__GIVEN TASK 1__
Answer these questions about the commentary on the DCMS digital report:
(a) What is the full title of the report?
(b) How many main areas of coverage does the report have?
(c) How does the report say UK broadband prices compare with the rest of the EU?
__GIVEN TASK 2__
Carry on the commentary on the DCMS digital report from its final sentence.

What do you get for two years worth of work and research into the digital landscape of a nation?

Well, if you're the UK government's Department of Culture Media and Sports (DCMS) you get a report entitled  Connectivity, Content and Consumers: Britain's Digital Platform for Growth which is intended to paint a clear picture of the path the UK's digital economy will take.

What it actually provides is an incredibly high level broad swap of digital blandishments and political opportunism, but we'll come back to that.

There are four main areas of coverage for this report:

  •  Establishing world-class connectivity throughout the UK
  • Supporting the production of world-beating innovative content and services that originate here in the UK, but that are in demand across the globe
  • Helping to keep the cost of living down by ensuring consumers have choice about the range of communications and media services available to them
  • Ensuring  consumer safety in an increasingly online world

There's a lot of ministerial self-congratulation going on in the executive summary that many may regard as thoroughly undeserved. For example, a top line conclusion of two years worth of research is that the current legislative framework in the UK is "broadly working well, supporting economic growth and innovation".

Sorry, come again? This is the UK in 2013 we're talking about, yes? OK, well we may need to agree to differ on that one, but let's press on.

The report states:

We are better connected now than we have ever been, and no longer limited by our physical location. Nearly all households and businesses can access at least current generation broadband and we have some of the lowest priced broadband in the EU.

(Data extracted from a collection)
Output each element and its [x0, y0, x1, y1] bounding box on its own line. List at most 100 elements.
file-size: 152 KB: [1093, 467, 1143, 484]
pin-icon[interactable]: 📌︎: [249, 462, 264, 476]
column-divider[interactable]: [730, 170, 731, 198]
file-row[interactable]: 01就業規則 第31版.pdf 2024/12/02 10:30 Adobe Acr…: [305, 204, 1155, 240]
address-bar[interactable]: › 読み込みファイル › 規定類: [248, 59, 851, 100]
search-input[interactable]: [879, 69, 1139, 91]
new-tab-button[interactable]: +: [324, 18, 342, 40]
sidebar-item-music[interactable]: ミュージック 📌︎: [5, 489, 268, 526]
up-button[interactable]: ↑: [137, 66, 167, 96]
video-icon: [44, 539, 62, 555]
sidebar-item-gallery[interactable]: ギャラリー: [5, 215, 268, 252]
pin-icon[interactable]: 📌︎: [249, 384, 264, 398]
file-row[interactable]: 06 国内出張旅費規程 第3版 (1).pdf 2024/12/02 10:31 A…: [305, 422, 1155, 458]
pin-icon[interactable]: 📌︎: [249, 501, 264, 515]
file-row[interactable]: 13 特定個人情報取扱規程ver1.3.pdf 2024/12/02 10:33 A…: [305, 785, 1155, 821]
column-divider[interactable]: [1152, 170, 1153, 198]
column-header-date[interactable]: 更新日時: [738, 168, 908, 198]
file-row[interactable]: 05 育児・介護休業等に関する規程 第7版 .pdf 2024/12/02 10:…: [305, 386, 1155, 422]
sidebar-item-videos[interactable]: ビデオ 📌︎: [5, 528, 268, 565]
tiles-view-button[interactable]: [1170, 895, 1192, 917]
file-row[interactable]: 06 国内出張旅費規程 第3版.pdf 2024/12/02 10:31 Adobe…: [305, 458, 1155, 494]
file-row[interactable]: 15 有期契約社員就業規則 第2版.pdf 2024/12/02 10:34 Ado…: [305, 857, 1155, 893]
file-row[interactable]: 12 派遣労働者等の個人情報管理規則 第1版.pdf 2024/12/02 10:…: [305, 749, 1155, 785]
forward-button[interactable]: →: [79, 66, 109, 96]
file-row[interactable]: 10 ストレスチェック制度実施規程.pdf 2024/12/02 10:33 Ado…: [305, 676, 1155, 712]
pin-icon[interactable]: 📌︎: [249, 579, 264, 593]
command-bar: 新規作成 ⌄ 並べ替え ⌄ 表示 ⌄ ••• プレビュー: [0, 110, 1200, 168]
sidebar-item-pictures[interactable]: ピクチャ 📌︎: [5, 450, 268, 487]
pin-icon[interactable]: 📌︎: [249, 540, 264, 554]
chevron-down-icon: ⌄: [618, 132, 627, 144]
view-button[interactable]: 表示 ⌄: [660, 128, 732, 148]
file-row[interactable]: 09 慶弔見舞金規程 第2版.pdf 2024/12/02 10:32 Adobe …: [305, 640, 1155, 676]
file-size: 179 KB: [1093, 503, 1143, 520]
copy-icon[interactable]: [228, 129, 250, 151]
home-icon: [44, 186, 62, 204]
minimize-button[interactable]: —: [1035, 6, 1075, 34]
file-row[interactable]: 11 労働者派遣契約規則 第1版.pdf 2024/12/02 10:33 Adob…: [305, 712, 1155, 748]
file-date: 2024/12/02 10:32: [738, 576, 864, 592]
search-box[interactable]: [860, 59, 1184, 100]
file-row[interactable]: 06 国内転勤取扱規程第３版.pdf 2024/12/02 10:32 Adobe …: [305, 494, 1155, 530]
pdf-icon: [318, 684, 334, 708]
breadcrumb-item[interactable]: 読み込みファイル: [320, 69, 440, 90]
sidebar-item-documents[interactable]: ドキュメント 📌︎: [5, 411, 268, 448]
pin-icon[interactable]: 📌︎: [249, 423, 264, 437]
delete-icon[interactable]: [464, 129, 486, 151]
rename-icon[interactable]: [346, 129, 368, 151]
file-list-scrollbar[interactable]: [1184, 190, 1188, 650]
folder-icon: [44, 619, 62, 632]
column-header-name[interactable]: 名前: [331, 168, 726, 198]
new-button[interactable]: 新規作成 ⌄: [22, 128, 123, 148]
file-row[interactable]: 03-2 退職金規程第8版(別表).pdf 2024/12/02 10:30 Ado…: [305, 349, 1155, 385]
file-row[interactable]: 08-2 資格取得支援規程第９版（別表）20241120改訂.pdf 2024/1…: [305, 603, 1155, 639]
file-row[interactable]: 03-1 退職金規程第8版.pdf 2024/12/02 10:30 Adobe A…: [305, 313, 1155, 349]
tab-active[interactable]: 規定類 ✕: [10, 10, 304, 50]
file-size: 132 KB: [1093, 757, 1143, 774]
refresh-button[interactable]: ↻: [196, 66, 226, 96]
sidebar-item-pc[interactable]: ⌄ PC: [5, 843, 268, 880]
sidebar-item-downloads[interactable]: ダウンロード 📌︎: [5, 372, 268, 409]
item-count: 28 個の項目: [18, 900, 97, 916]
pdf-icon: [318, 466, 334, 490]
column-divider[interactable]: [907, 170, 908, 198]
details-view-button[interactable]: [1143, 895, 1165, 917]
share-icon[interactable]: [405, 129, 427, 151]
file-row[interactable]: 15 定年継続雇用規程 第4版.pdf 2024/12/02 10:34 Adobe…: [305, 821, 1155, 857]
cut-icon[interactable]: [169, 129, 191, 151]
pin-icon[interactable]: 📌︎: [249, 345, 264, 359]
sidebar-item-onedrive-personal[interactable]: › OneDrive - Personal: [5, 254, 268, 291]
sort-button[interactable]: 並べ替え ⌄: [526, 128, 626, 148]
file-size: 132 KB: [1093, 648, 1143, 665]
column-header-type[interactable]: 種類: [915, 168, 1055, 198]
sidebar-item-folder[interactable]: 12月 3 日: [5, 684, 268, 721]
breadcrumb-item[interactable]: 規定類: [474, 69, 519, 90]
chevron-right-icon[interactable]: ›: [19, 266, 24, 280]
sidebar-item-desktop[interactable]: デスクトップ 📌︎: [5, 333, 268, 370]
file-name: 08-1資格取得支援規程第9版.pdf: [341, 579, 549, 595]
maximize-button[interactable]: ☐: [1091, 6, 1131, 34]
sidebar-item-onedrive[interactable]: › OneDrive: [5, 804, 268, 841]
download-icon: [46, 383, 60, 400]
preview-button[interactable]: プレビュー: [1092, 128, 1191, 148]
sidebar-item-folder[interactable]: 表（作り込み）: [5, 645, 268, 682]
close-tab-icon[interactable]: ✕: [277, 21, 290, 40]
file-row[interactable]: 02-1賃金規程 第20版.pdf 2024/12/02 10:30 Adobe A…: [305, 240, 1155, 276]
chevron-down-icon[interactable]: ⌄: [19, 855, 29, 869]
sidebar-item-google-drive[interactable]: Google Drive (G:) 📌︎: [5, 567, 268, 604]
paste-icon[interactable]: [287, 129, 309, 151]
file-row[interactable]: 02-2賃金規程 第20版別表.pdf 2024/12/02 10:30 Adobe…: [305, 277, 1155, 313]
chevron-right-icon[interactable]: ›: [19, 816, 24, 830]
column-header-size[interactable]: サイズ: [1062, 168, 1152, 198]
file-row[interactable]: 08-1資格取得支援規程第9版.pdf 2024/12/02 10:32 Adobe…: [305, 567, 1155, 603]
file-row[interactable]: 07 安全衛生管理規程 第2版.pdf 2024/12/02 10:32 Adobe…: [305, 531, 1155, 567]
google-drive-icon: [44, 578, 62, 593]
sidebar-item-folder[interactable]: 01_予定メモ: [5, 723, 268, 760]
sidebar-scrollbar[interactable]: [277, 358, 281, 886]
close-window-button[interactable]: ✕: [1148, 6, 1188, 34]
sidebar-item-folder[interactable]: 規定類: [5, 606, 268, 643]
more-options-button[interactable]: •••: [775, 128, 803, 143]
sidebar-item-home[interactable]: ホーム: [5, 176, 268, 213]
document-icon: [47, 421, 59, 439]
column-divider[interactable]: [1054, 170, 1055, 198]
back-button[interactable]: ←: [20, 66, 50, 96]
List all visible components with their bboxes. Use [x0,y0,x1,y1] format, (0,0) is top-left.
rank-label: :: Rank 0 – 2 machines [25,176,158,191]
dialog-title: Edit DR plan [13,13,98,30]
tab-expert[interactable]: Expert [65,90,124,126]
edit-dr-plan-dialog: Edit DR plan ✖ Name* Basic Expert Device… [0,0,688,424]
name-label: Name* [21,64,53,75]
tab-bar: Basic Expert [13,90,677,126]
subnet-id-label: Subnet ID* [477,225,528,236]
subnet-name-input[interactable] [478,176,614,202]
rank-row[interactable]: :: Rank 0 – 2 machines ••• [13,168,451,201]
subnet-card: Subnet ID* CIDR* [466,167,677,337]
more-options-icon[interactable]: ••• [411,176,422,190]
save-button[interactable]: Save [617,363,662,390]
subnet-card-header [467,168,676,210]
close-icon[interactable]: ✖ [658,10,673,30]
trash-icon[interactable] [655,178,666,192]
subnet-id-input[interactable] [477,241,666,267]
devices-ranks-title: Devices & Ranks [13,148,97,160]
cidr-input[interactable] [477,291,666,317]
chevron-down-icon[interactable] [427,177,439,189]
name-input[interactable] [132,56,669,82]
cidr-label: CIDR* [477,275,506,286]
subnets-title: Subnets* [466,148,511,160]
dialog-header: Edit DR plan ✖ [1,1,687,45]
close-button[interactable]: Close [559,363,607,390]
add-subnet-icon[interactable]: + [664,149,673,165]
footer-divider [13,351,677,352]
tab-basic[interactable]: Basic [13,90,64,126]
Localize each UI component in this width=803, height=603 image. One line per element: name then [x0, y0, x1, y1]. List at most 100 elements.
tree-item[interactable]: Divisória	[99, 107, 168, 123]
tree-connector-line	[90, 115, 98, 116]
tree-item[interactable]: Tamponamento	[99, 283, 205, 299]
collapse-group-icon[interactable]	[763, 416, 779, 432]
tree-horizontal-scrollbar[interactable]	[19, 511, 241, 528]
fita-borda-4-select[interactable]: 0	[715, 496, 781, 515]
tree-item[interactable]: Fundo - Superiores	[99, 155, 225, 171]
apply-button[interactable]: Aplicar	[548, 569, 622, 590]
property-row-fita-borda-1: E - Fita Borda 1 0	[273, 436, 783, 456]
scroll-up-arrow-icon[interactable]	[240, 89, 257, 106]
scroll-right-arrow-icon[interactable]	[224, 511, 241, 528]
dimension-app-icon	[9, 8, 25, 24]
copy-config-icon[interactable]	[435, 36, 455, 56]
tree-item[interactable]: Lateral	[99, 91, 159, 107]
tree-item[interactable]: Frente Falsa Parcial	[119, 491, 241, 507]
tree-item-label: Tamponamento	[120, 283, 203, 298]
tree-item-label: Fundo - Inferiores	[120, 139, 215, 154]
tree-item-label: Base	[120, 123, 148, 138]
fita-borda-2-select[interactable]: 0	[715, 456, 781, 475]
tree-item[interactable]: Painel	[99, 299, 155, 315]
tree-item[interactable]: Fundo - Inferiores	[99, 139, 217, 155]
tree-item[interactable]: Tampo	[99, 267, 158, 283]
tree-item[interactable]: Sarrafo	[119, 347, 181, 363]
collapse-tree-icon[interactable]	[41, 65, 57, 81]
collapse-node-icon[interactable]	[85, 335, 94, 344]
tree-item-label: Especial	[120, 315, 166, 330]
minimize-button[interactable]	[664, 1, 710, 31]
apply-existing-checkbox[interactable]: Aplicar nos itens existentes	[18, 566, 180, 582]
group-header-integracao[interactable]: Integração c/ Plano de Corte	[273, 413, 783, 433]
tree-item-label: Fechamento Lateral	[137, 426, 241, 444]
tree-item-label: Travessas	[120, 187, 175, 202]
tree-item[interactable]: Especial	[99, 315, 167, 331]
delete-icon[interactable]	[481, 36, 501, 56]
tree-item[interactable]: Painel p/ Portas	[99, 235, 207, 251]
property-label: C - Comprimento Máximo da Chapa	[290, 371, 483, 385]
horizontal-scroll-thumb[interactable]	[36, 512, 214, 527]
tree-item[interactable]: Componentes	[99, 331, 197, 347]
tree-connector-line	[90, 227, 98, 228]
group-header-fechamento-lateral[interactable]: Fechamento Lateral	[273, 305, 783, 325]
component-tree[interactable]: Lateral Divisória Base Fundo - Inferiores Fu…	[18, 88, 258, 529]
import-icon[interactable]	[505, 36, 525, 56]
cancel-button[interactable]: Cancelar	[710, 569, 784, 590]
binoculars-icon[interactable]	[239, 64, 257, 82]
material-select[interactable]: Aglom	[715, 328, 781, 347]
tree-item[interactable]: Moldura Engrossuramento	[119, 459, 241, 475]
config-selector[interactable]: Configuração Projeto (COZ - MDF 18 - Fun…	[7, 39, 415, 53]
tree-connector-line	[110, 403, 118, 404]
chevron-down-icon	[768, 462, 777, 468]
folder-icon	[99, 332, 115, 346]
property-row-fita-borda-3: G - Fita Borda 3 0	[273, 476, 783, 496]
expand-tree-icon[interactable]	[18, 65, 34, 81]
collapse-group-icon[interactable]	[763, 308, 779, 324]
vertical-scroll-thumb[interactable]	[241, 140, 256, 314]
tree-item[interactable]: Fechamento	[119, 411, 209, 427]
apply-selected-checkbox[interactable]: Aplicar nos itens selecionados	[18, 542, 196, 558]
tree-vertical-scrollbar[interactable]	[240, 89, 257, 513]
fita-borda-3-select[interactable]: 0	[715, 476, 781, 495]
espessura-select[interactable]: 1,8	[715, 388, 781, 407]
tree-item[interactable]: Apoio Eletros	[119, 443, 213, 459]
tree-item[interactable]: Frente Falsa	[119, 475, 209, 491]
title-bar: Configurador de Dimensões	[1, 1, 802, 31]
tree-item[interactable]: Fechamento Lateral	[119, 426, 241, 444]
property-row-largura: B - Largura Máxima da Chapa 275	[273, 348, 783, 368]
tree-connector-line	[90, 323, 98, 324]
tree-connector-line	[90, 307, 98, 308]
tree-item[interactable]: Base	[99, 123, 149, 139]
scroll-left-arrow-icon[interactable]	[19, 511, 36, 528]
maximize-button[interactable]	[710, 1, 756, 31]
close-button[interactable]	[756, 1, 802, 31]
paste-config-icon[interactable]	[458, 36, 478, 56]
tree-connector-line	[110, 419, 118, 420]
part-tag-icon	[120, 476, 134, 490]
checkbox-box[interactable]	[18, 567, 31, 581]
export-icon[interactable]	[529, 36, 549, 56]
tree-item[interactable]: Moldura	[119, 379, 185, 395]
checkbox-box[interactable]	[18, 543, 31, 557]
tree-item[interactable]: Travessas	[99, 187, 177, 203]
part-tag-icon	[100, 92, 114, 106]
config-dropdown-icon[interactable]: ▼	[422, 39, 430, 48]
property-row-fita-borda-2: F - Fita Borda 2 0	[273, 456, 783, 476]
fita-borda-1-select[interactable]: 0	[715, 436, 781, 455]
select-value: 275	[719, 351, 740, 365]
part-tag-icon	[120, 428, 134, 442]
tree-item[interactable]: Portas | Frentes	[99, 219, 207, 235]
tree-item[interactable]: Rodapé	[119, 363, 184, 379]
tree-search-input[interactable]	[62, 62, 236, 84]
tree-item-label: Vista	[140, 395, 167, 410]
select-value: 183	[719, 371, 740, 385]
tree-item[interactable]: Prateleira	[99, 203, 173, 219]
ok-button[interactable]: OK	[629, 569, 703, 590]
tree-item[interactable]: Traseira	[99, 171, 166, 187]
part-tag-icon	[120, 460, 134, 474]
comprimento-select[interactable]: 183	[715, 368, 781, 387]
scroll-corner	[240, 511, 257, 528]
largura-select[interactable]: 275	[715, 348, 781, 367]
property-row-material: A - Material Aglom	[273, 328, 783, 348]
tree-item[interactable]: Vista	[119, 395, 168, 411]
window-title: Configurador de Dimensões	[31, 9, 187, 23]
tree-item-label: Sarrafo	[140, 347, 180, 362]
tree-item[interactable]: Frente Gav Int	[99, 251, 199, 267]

__EXERCISE RESPONSE 1__
(a) Connectivity, Content and Consumers: Britain's Digital Platform for Growth
(b) Four
(c) The UK has some of the lowest priced broadband in the EU.

__EXERCISE RESPONSE 2__
As someone who's had no broadband (for which I pay BT £25 a month for a 20mg service that can only deliver 6mg on a good day!) since Monday morning - and unlikely to see it restored until the end of this week -  you'll forgive me for snorting out loud about that (Somewhat embarrassing in the Starbucks I'm currently using as my office!)

There's a general re-run through the broadband roll out plans for the UK as well as a quick reminder of the good work of Martha Lane Fox on digital inclusion, but all of this has been said before and nothing new is added to the mix here.

More to the point, as the DCMS congratulates itself on broadband roll out across the UK, the National Audit Office (NAO) parliamentary watchdog has in the same month published a report criticising the government for letting its broadband delivery project in the UK run 22 months late!

Public service

Praise is offered up to British broadcasters with a commitment to make sure that Public Service Broadcasters (which now appear to include commercial station ITV in their number according to DCMS) will stay at the top of Electronic Programme Guides.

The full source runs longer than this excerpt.